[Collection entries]
§ §

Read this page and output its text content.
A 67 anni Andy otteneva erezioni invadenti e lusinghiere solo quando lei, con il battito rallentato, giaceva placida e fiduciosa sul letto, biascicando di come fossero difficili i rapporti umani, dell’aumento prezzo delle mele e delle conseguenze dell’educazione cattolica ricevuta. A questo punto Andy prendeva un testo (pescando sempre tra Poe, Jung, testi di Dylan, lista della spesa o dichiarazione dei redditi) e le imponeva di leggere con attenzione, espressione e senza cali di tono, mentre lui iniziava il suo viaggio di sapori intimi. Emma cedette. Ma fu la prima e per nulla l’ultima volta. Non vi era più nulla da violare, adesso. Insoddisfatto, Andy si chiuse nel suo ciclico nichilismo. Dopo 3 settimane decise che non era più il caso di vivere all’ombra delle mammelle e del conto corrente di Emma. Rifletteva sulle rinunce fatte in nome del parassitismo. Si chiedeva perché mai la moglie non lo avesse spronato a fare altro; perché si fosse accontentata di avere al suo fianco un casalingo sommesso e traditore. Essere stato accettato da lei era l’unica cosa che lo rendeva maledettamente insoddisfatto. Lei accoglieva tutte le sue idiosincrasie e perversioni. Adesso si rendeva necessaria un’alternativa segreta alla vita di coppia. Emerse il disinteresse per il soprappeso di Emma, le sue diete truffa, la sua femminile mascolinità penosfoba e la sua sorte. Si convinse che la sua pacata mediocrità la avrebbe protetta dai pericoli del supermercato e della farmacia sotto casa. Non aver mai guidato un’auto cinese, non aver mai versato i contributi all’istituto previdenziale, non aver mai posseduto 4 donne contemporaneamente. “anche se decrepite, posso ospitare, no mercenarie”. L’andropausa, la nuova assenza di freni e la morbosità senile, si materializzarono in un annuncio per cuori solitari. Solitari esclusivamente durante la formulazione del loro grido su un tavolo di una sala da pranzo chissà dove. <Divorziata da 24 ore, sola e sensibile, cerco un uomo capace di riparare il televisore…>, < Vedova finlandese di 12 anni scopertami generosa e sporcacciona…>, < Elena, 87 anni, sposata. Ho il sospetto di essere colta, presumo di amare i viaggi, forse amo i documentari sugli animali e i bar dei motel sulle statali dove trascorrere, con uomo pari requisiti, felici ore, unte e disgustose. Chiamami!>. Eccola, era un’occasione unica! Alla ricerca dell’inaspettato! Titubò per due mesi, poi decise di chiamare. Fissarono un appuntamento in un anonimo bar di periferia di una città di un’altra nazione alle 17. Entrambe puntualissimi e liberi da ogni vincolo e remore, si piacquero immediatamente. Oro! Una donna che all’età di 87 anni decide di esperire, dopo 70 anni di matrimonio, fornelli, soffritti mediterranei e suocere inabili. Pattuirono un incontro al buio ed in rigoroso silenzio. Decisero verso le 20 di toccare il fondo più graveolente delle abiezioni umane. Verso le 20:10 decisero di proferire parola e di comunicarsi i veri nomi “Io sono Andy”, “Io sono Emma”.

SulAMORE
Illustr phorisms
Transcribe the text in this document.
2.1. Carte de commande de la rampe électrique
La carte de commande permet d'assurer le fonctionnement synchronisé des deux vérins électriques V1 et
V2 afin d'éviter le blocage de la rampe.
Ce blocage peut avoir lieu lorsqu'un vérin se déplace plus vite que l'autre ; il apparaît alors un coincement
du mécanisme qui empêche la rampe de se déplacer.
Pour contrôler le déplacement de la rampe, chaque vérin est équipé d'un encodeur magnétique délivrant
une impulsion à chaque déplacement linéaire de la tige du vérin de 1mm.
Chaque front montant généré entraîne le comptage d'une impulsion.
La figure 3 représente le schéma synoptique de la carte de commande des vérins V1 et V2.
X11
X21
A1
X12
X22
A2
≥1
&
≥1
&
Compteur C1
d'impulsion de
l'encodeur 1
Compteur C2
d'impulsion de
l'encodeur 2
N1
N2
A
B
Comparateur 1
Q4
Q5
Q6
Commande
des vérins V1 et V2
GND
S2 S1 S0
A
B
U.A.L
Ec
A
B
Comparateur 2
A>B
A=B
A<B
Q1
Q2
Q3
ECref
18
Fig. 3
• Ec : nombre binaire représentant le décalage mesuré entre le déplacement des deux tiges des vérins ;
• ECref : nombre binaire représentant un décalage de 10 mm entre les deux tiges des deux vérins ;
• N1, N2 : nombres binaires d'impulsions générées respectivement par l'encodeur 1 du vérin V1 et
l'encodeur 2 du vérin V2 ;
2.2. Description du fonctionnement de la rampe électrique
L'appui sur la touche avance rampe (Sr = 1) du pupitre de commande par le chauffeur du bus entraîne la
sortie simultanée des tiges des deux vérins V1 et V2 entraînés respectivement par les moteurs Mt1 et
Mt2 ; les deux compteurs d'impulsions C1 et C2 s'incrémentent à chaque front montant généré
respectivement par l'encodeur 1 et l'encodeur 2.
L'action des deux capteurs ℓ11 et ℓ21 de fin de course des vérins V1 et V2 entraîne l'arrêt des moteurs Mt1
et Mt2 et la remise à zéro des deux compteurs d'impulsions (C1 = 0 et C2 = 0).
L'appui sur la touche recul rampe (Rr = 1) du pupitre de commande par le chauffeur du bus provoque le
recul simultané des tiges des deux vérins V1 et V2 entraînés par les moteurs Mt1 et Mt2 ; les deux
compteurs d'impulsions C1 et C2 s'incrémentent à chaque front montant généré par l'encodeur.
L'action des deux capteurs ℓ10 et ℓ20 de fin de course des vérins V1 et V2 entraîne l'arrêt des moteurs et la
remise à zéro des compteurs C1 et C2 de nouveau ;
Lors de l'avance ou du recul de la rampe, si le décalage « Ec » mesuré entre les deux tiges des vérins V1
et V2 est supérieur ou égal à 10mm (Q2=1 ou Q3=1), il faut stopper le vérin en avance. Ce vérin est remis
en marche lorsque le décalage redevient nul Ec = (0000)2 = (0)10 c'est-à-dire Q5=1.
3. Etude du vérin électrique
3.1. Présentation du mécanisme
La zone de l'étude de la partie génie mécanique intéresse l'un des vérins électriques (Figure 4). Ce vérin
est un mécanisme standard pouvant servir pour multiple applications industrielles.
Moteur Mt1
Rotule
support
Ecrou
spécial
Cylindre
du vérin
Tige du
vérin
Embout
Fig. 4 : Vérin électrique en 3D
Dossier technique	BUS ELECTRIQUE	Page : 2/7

§ §

## Directions
Using the entries above, return each line that includes the word "rampe".

## Right answer
2.1. Carte de commande de la rampe électrique
V2 afin d'éviter le blocage de la rampe.
du mécanisme qui empêche la rampe de se déplacer.
Pour contrôler le déplacement de la rampe, chaque vérin est équipé d'un encodeur magnétique délivrant
2.2. Description du fonctionnement de la rampe électrique
L'appui sur la touche avance rampe (Sr = 1) du pupitre de commande par le chauffeur du bus entraîne la
L'appui sur la touche recul rampe (Rr = 1) du pupitre de commande par le chauffeur du bus provoque le
Lors de l'avance ou du recul de la rampe, si le décalage « Ec » mesuré entre les deux tiges des vérins V1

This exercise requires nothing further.